▶ _SHORT TASK_
Give only one thing: the number of lines that include the word "JSON".

▶ _TASK DATA_
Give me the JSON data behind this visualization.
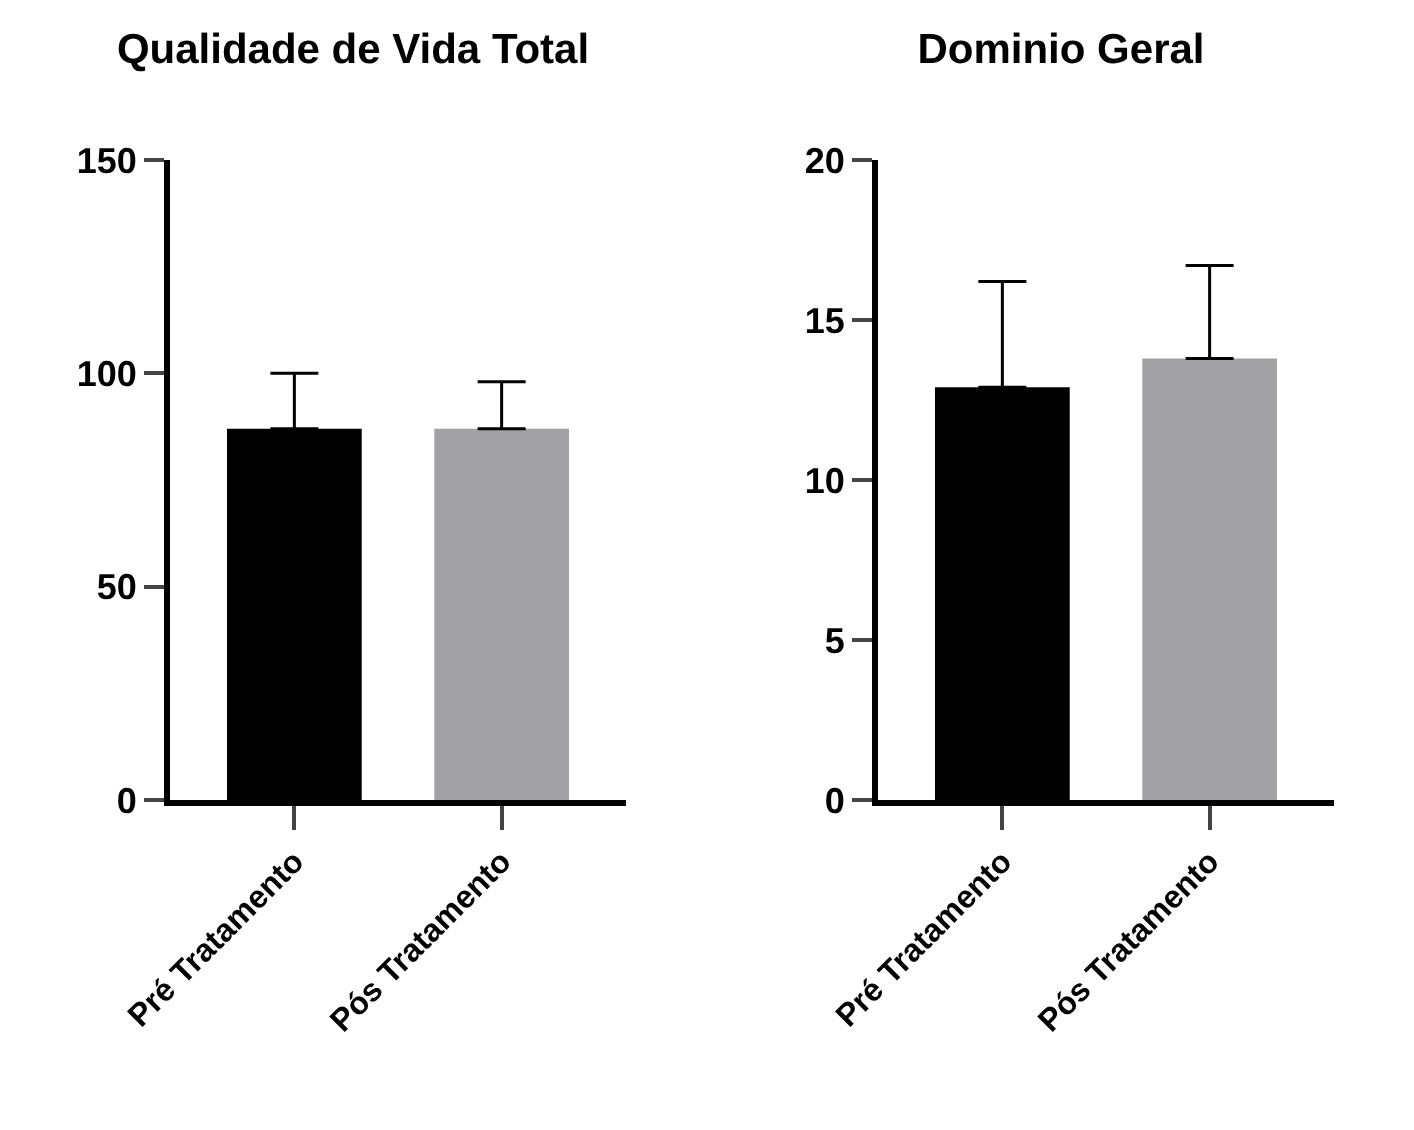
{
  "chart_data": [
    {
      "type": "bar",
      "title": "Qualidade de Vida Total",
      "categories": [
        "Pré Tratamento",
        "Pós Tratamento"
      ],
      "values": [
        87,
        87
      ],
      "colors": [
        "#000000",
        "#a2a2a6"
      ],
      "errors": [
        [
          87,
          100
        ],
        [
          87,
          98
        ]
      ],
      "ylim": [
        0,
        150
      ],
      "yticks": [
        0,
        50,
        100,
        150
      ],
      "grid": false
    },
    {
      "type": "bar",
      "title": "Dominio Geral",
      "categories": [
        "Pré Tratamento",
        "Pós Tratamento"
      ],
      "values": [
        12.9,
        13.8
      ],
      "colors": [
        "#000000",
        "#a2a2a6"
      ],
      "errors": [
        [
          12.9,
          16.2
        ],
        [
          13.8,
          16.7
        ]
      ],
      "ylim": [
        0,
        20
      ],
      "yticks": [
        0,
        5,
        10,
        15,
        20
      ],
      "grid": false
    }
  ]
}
==
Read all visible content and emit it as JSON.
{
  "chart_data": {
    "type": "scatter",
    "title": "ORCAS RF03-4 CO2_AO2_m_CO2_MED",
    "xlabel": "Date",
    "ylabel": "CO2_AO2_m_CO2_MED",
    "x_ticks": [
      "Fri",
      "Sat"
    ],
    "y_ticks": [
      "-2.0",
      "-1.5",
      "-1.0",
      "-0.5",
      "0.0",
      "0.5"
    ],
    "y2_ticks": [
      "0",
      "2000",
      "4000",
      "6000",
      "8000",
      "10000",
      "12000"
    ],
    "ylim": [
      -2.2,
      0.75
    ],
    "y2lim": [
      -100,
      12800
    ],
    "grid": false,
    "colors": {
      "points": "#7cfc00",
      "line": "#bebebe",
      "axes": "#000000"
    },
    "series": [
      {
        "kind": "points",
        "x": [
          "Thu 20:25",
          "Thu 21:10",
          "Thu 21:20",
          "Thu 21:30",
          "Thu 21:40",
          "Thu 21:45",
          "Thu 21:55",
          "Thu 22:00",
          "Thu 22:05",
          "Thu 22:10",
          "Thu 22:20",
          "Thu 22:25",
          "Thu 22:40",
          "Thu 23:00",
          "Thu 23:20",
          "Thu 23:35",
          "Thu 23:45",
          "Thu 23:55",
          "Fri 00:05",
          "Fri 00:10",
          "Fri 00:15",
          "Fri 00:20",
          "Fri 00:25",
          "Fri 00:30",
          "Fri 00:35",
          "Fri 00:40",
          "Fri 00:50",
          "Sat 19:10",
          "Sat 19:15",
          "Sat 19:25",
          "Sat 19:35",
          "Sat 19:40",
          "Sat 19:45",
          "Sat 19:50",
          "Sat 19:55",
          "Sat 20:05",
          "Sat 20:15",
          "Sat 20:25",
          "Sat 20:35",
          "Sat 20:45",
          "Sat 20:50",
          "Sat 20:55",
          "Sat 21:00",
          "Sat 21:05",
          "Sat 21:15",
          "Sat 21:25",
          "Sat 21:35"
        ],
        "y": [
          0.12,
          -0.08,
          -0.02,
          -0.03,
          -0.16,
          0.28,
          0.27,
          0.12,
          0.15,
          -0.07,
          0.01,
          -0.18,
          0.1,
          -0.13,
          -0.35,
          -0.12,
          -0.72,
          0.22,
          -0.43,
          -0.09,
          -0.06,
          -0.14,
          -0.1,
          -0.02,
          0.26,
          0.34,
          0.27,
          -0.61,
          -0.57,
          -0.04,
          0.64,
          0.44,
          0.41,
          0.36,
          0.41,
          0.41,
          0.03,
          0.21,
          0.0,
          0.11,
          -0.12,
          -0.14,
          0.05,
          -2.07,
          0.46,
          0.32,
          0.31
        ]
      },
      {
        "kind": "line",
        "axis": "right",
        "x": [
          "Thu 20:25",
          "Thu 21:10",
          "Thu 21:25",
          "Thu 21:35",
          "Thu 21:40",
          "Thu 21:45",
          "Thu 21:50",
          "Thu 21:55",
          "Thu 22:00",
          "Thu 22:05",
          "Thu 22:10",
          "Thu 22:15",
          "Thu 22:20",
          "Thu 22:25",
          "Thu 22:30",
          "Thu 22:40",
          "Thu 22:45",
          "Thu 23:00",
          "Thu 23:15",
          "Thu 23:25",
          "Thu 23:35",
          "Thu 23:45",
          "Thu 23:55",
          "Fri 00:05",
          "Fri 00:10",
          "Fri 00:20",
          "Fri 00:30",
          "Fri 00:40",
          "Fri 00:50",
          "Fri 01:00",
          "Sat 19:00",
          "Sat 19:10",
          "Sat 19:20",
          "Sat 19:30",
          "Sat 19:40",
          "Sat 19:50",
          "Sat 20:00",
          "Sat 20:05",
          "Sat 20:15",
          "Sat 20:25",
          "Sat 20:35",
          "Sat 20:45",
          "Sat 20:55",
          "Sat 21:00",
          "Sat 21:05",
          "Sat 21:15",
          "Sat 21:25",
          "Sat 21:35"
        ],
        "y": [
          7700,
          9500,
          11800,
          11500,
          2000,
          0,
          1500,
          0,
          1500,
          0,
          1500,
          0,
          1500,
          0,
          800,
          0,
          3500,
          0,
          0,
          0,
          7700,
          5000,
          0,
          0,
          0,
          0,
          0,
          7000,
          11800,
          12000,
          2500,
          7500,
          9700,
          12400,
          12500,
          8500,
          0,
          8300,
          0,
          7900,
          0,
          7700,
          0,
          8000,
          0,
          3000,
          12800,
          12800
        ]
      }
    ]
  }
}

▶ _OUTPUT FOR THIS TASK_
2